— BEGIN —

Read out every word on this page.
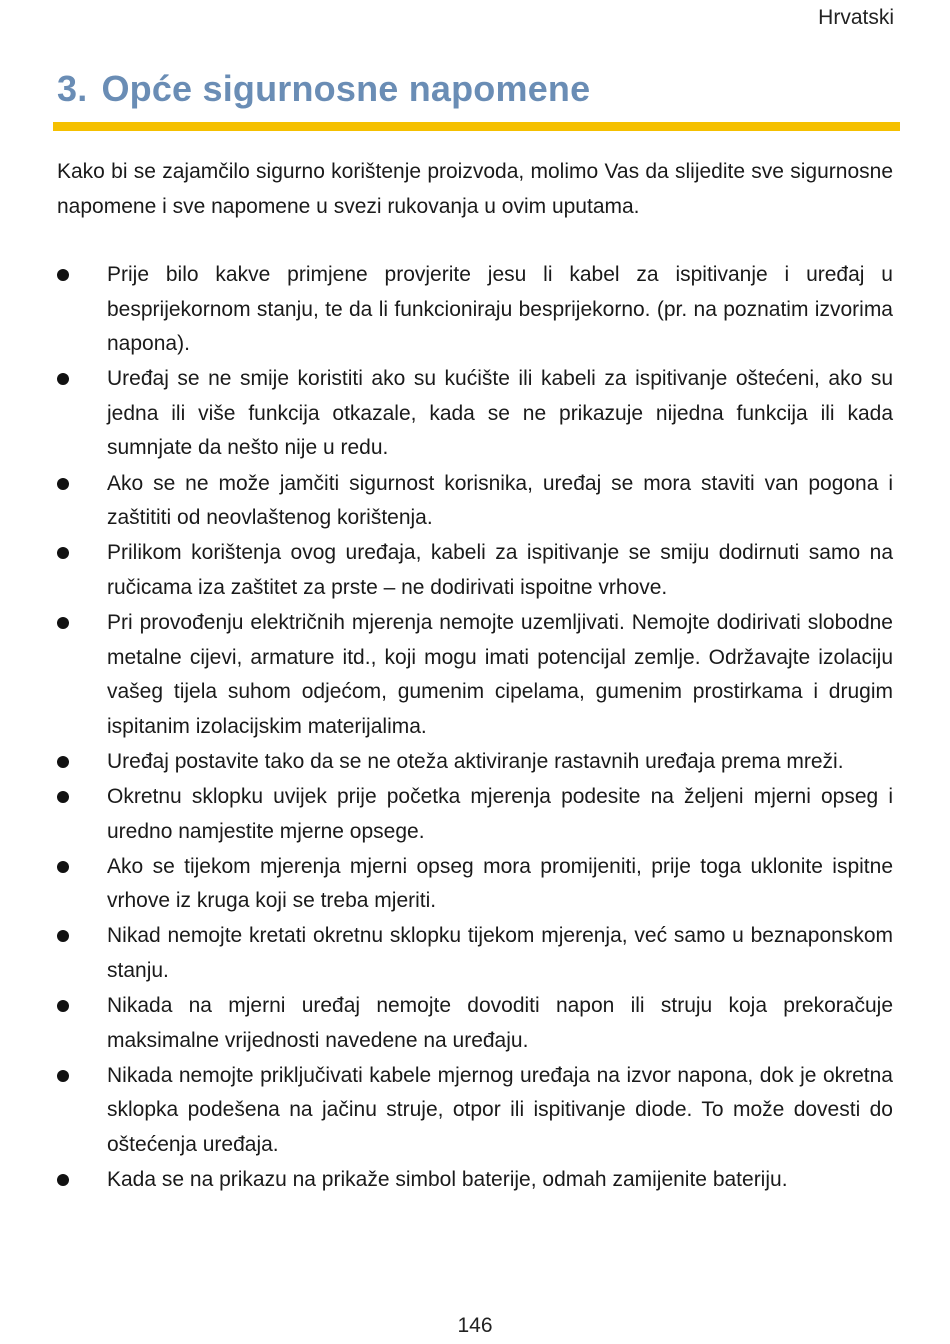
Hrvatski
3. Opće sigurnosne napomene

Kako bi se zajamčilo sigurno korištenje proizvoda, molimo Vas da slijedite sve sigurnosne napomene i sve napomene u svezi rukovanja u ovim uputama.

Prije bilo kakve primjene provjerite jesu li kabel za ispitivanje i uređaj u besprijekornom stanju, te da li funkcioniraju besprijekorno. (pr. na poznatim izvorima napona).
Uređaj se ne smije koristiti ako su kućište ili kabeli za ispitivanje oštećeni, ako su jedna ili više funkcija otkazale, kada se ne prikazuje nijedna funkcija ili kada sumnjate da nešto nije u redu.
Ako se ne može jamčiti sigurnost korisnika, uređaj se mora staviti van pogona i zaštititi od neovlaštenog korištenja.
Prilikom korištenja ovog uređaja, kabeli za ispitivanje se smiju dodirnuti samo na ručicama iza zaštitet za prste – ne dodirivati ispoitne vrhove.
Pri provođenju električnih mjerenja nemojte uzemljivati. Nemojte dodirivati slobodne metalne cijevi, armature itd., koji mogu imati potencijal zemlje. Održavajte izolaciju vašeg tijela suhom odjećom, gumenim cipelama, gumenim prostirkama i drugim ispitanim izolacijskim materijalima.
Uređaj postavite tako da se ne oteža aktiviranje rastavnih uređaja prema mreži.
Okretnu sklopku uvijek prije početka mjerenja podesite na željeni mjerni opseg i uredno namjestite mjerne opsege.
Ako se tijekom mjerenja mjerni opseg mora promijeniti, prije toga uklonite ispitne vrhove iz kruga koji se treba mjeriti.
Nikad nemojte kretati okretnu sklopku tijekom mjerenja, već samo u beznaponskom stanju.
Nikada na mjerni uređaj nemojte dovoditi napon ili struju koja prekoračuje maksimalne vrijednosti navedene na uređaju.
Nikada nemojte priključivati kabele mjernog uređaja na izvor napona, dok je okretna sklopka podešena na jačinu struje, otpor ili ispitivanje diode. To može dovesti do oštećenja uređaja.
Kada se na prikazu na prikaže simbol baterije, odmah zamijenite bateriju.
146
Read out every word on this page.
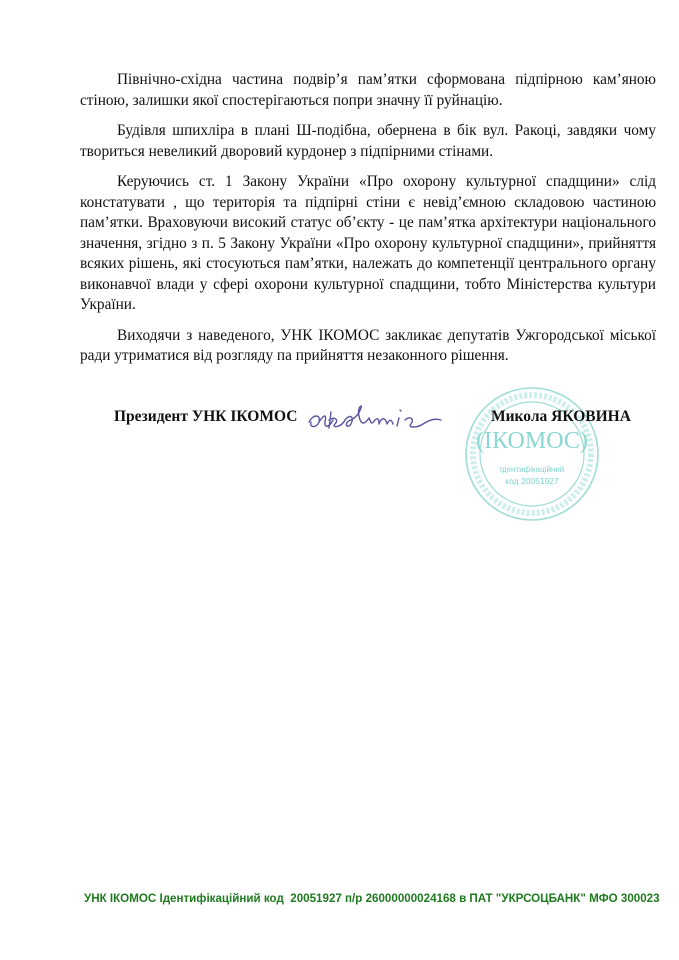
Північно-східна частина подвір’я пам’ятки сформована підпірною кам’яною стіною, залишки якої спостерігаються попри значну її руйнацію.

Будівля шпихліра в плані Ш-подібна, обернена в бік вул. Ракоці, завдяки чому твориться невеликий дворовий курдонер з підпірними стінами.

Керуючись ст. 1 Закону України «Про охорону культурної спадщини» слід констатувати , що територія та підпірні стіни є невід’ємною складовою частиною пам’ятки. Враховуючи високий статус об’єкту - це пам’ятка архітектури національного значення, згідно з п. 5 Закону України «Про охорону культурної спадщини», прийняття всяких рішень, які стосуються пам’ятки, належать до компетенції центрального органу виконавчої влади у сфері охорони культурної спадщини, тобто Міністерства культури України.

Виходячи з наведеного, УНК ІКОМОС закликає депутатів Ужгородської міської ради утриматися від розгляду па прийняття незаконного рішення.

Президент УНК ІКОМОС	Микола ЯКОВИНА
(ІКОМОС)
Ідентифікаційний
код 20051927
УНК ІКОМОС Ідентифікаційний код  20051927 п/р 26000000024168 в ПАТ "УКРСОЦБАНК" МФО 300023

— END —

## Exercise goal
Repeat all the data as it stands, dropping any images it holds.

## Written answer
Read out every word on this page.
Hrvatski
3. Opće sigurnosne napomene

Kako bi se zajamčilo sigurno korištenje proizvoda, molimo Vas da slijedite sve sigurnosne napomene i sve napomene u svezi rukovanja u ovim uputama.

Prije bilo kakve primjene provjerite jesu li kabel za ispitivanje i uređaj u besprijekornom stanju, te da li funkcioniraju besprijekorno. (pr. na poznatim izvorima napona).
Uređaj se ne smije koristiti ako su kućište ili kabeli za ispitivanje oštećeni, ako su jedna ili više funkcija otkazale, kada se ne prikazuje nijedna funkcija ili kada sumnjate da nešto nije u redu.
Ako se ne može jamčiti sigurnost korisnika, uređaj se mora staviti van pogona i zaštititi od neovlaštenog korištenja.
Prilikom korištenja ovog uređaja, kabeli za ispitivanje se smiju dodirnuti samo na ručicama iza zaštitet za prste – ne dodirivati ispoitne vrhove.
Pri provođenju električnih mjerenja nemojte uzemljivati. Nemojte dodirivati slobodne metalne cijevi, armature itd., koji mogu imati potencijal zemlje. Održavajte izolaciju vašeg tijela suhom odjećom, gumenim cipelama, gumenim prostirkama i drugim ispitanim izolacijskim materijalima.
Uređaj postavite tako da se ne oteža aktiviranje rastavnih uređaja prema mreži.
Okretnu sklopku uvijek prije početka mjerenja podesite na željeni mjerni opseg i uredno namjestite mjerne opsege.
Ako se tijekom mjerenja mjerni opseg mora promijeniti, prije toga uklonite ispitne vrhove iz kruga koji se treba mjeriti.
Nikad nemojte kretati okretnu sklopku tijekom mjerenja, već samo u beznaponskom stanju.
Nikada na mjerni uređaj nemojte dovoditi napon ili struju koja prekoračuje maksimalne vrijednosti navedene na uređaju.
Nikada nemojte priključivati kabele mjernog uređaja na izvor napona, dok je okretna sklopka podešena na jačinu struje, otpor ili ispitivanje diode. To može dovesti do oštećenja uređaja.
Kada se na prikazu na prikaže simbol baterije, odmah zamijenite bateriju.
146
Read out every word on this page.
Північно-східна частина подвір’я пам’ятки сформована підпірною кам’яною стіною, залишки якої спостерігаються попри значну її руйнацію.

Будівля шпихліра в плані Ш-подібна, обернена в бік вул. Ракоці, завдяки чому твориться невеликий дворовий курдонер з підпірними стінами.

Керуючись ст. 1 Закону України «Про охорону культурної спадщини» слід констатувати , що територія та підпірні стіни є невід’ємною складовою частиною пам’ятки. Враховуючи високий статус об’єкту - це пам’ятка архітектури національного значення, згідно з п. 5 Закону України «Про охорону культурної спадщини», прийняття всяких рішень, які стосуються пам’ятки, належать до компетенції центрального органу виконавчої влади у сфері охорони культурної спадщини, тобто Міністерства культури України.

Виходячи з наведеного, УНК ІКОМОС закликає депутатів Ужгородської міської ради утриматися від розгляду па прийняття незаконного рішення.

Президент УНК ІКОМОС	Микола ЯКОВИНА
(ІКОМОС)
Ідентифікаційний
код 20051927
УНК ІКОМОС Ідентифікаційний код  20051927 п/р 26000000024168 в ПАТ "УКРСОЦБАНК" МФО 300023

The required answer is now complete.